WHAT YOU HAVE TO DO -> Each line that follows is to be retyped exactly.

DATA IN THIS EXERCISE ->
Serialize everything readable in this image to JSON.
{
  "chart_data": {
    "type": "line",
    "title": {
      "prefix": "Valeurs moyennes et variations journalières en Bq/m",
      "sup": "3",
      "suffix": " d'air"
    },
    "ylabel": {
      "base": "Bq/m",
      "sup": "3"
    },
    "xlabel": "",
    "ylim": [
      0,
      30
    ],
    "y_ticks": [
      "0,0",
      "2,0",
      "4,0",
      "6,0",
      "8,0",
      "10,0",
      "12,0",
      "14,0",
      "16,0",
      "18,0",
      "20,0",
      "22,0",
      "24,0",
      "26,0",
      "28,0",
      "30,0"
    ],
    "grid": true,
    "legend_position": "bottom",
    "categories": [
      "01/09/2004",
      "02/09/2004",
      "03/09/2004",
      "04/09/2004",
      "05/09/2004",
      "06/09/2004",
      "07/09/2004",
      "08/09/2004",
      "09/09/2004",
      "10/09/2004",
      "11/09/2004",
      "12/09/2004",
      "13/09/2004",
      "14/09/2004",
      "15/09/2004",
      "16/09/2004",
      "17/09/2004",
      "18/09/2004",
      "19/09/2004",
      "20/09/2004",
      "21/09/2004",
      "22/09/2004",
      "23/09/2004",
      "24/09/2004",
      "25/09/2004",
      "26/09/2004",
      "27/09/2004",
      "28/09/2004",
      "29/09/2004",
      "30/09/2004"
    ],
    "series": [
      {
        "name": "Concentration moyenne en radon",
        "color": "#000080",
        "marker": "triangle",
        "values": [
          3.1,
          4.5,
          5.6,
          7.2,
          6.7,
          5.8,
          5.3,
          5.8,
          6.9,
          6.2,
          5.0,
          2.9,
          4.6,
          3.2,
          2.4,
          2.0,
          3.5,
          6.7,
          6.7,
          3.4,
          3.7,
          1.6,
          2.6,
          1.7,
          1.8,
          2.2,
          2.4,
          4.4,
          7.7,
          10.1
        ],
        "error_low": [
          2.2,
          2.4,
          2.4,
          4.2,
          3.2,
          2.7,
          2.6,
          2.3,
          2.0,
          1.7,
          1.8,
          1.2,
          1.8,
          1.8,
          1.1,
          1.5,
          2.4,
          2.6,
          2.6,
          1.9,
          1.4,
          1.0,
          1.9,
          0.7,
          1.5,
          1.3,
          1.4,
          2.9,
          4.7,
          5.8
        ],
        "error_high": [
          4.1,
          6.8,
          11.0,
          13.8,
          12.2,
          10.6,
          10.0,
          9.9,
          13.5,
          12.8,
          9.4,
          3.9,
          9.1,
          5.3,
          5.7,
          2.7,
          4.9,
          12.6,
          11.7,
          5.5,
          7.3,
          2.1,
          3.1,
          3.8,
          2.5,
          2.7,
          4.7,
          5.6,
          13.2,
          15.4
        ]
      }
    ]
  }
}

THE ANSWER ->
Serialize everything readable in this image to JSON.
{
  "chart_data": {
    "type": "line",
    "title": {
      "prefix": "Valeurs moyennes et variations journalières en Bq/m",
      "sup": "3",
      "suffix": " d'air"
    },
    "ylabel": {
      "base": "Bq/m",
      "sup": "3"
    },
    "xlabel": "",
    "ylim": [
      0,
      30
    ],
    "y_ticks": [
      "0,0",
      "2,0",
      "4,0",
      "6,0",
      "8,0",
      "10,0",
      "12,0",
      "14,0",
      "16,0",
      "18,0",
      "20,0",
      "22,0",
      "24,0",
      "26,0",
      "28,0",
      "30,0"
    ],
    "grid": true,
    "legend_position": "bottom",
    "categories": [
      "01/09/2004",
      "02/09/2004",
      "03/09/2004",
      "04/09/2004",
      "05/09/2004",
      "06/09/2004",
      "07/09/2004",
      "08/09/2004",
      "09/09/2004",
      "10/09/2004",
      "11/09/2004",
      "12/09/2004",
      "13/09/2004",
      "14/09/2004",
      "15/09/2004",
      "16/09/2004",
      "17/09/2004",
      "18/09/2004",
      "19/09/2004",
      "20/09/2004",
      "21/09/2004",
      "22/09/2004",
      "23/09/2004",
      "24/09/2004",
      "25/09/2004",
      "26/09/2004",
      "27/09/2004",
      "28/09/2004",
      "29/09/2004",
      "30/09/2004"
    ],
    "series": [
      {
        "name": "Concentration moyenne en radon",
        "color": "#000080",
        "marker": "triangle",
        "values": [
          3.1,
          4.5,
          5.6,
          7.2,
          6.7,
          5.8,
          5.3,
          5.8,
          6.9,
          6.2,
          5.0,
          2.9,
          4.6,
          3.2,
          2.4,
          2.0,
          3.5,
          6.7,
          6.7,
          3.4,
          3.7,
          1.6,
          2.6,
          1.7,
          1.8,
          2.2,
          2.4,
          4.4,
          7.7,
          10.1
        ],
        "error_low": [
          2.2,
          2.4,
          2.4,
          4.2,
          3.2,
          2.7,
          2.6,
          2.3,
          2.0,
          1.7,
          1.8,
          1.2,
          1.8,
          1.8,
          1.1,
          1.5,
          2.4,
          2.6,
          2.6,
          1.9,
          1.4,
          1.0,
          1.9,
          0.7,
          1.5,
          1.3,
          1.4,
          2.9,
          4.7,
          5.8
        ],
        "error_high": [
          4.1,
          6.8,
          11.0,
          13.8,
          12.2,
          10.6,
          10.0,
          9.9,
          13.5,
          12.8,
          9.4,
          3.9,
          9.1,
          5.3,
          5.7,
          2.7,
          4.9,
          12.6,
          11.7,
          5.5,
          7.3,
          2.1,
          3.1,
          3.8,
          2.5,
          2.7,
          4.7,
          5.6,
          13.2,
          15.4
        ]
      }
    ]
  }
}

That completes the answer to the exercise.